■ **TEXT EXCERPT**:

◇ ◇ ◇ ◇ ◇

Unlike forcepho, ProFit and Tractor, MultiProFit does not yet support Bayesian optimization through algorithms like MCMC. Currently, MultiProFit uses SciPy’s nonlinear maximum likelihood optimizers. Limited and largely experimental support is also provided for PyGMO, although none of the tested optimizers appear to perform better than SciPy’s.

meas_modelfit uses its own C++ optimizers, which are described in the Doxygen C++ documentation, and were inspired by Numerical Optimization (Nocedal & Wright).

Usage#

The multiprofit package provides several levels of interfaces for fitting data. These are detailed in MultiProFit’s documentation. In brief, the higher-level classes for catalog fitting implement batch fitting of individual objects given a set of images and a corresponding catalog.

meas_extensions_multiprofit uses multiprofit’s interfaces for batch fitting and implements subtasks for the pipeline tasks defined in pipe_tasks. The package defines methods for loading data for a single deblended object and initializing model parameters. The tasks generate per-patch tables, with per-band tables for PSF fit parameters, and a single table for the multiband object model fits. A subset of the columns generated by these tasks are then merged into per-patch object tables, which are then consolidated into a per-tract table (this was added in DM-48591).

The task structure is one possible way of running multiband algorithms, defined by pipeline connections rather than through configuration settings like the single-band measurement plugin framework. Scarlet similarly implements its own multiband tasks for deblending. Given this experience, a general multiband measurement plugin framework may not be necessary if individual stages of processing can follow a similar design of pipeline tasks as interfaces with configurable subtasks as plugins.

Future Development#

There are ongoing efforts to expand on and improve MultiProFit’s functionality in many of the aforementioned areas. These can be found searching for the multiprofit component on Jira, although some tickets pertain only to the dependencies (gauss2d/gauss2d_fit).

◇ ◇ ◇ ◇ ◇

■ **DATA LISTING**:
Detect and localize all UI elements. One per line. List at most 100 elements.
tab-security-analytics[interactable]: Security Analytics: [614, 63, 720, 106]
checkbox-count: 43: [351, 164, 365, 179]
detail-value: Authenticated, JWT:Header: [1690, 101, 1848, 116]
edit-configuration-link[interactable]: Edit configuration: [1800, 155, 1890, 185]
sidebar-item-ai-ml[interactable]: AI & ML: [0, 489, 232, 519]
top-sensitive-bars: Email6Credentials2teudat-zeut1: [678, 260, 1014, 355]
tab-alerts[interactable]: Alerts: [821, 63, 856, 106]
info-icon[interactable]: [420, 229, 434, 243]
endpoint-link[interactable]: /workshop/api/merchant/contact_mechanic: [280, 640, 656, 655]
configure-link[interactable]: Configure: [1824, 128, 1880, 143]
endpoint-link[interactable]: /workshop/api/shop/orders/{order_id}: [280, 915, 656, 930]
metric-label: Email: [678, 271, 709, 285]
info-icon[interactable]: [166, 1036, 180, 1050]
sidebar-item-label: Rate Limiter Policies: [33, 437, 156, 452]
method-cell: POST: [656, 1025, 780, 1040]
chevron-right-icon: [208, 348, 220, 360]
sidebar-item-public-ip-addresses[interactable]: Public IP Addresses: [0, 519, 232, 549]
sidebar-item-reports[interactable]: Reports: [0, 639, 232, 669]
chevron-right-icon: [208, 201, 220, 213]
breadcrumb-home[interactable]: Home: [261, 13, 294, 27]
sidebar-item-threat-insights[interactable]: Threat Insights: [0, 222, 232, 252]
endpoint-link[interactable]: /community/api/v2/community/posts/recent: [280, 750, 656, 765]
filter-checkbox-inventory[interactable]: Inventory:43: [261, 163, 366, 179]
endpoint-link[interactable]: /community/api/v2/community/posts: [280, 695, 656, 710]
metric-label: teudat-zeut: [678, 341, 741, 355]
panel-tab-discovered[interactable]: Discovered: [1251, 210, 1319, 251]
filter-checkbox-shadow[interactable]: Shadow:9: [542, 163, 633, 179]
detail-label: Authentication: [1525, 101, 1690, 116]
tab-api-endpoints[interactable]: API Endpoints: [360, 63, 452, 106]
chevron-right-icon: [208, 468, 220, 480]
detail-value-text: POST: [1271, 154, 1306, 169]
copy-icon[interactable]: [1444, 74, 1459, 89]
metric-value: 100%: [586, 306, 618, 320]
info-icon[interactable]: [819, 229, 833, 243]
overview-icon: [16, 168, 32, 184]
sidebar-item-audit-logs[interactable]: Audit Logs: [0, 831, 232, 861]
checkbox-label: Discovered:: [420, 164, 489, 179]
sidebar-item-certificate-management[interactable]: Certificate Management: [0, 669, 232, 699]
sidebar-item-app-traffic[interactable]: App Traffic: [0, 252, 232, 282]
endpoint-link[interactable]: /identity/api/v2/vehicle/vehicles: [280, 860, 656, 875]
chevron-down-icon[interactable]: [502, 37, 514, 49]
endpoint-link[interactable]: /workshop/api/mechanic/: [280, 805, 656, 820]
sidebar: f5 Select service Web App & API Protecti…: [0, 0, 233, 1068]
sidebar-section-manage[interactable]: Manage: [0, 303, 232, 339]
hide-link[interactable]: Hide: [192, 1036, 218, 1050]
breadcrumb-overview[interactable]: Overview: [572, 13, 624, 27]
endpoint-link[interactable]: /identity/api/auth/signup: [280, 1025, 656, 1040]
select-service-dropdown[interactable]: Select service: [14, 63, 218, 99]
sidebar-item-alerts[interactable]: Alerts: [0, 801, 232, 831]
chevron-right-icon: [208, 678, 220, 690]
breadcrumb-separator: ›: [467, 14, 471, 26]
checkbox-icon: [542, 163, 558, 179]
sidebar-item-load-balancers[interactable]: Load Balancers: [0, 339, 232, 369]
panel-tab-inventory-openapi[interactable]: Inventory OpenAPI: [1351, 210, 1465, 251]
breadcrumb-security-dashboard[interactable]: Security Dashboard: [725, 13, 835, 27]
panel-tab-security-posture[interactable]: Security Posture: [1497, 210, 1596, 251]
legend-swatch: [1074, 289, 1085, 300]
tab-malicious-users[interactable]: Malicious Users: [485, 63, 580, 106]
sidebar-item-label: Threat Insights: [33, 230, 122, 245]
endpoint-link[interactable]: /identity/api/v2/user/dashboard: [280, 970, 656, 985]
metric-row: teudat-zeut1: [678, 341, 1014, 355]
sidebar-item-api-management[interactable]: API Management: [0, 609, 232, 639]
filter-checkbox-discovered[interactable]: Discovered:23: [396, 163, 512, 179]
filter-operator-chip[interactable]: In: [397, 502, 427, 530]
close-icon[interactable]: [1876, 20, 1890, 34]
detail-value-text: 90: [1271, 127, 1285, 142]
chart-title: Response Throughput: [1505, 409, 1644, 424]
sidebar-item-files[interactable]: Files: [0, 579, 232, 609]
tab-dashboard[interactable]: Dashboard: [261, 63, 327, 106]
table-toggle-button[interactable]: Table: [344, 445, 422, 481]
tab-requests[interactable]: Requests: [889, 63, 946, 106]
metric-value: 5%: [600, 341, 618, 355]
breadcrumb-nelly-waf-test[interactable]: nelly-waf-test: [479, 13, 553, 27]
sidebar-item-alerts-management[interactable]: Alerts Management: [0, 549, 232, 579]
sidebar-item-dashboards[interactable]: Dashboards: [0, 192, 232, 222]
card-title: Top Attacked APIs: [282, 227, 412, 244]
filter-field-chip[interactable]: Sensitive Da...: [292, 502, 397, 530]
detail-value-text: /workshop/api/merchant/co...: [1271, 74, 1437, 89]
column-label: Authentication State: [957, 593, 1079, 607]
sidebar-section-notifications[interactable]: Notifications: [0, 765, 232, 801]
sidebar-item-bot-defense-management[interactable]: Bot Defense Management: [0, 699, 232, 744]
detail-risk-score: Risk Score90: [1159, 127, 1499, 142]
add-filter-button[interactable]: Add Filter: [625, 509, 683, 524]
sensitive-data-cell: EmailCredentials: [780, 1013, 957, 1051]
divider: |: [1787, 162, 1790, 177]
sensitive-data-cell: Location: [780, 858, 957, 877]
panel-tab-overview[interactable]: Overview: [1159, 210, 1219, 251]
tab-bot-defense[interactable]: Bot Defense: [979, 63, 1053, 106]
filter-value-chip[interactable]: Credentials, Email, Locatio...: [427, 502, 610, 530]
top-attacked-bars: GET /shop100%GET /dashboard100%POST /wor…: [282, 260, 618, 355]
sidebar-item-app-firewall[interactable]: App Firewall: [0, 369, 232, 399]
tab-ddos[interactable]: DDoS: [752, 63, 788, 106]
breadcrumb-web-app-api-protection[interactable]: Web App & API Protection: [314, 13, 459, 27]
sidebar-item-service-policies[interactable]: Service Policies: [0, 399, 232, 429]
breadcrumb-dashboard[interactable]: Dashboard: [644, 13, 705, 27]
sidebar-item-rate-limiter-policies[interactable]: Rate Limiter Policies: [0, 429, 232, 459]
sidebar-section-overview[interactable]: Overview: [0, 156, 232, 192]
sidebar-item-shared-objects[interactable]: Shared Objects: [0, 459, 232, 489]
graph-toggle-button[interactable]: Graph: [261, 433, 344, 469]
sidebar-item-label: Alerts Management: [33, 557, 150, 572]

◇ ◇ ◇ ◇ ◇

■ **REQUIRED TASKS**:
1) Reproduce the stretch of the MultiProFit excerpt from "There are ongoing" through "the dependencies (gauss2d/gauss2d_fit)." word for word.
2) According to the MultiProFit excerpt, which ticket added the consolidation of per-patch object tables into a per-tract table?
3) Resume the MultiProFit excerpt after its final sentence and keep writing.
The records have nothing to do with the MultiProFit excerpt.

■ **RESULTS OF THE TASKS**:
1)
There are ongoing efforts to expand on and improve MultiProFit’s functionality in many of the aforementioned areas. These can be found searching for the multiprofit component on Jira, although some tickets pertain only to the dependencies (gauss2d/gauss2d_fit).

2) DM-48591

3)
Sersic Profile weights#

The weights for the Sersic profile could be improved. Currently, weights are defined for a fixed set of knot values and interpolated with GSL splines. However, the knots do not yield smooth variations for every component’s size and integral at all Sersic index values, which can mislead or trap optimizers using gradients. This is to be reviewed and improved in DM-42106

Deblending#

Perhaps the most anticipated upcoming addition is the re-implementation of simultaneous multi-object fitting (i.e. deblending) in DM-42968. Deblending - either linear, fitting only fluxes, or fully non-linear for all parameters - was implemented and tested prior to most of the performance improvements that yielded faster runtimes than meas_modelfit. Multi-object fitting in large blends is challenging - even linear deblending is memory-intensive, whereas the runtime for non-linear deblending can scale non-linearly with the number of objects. However, this has numerous benefits, including that the outputs will not have to rely on a separate deblender like Scarlet, as long as an alternative method of parameter initialization is implemented. Fitting models to deblended images is convenient, but there is no principled or correct way to preserve the noise in regions where neighboring objects overlap, and so it is expected that multi-object fitting will also improve parameter uncertainty estimates.

Multi-resolution fitting#

Preliminary experiments with multi-resolution (i.e. multi-survey) fitting are being conducted on DM-46497, using HSC and HST data in COSMOS. COSMOS data has been public for well over a decade, so this kind of joint fitting could have been implemented (in MultiProFit or other codes) many years ago. The challenge is more practical than conceptual - it does add complexity to any code, but also requires careful curation of the input datasets. For example, the WCS solutions for coadded images may not be consistent enough to define a common centroid in sky coordinates. Archival data may have been processed before commonly-used star reference catalogs like Gaia were available. Additionally, fitting stars from different epochs may require implementation of proper motions for their centroids.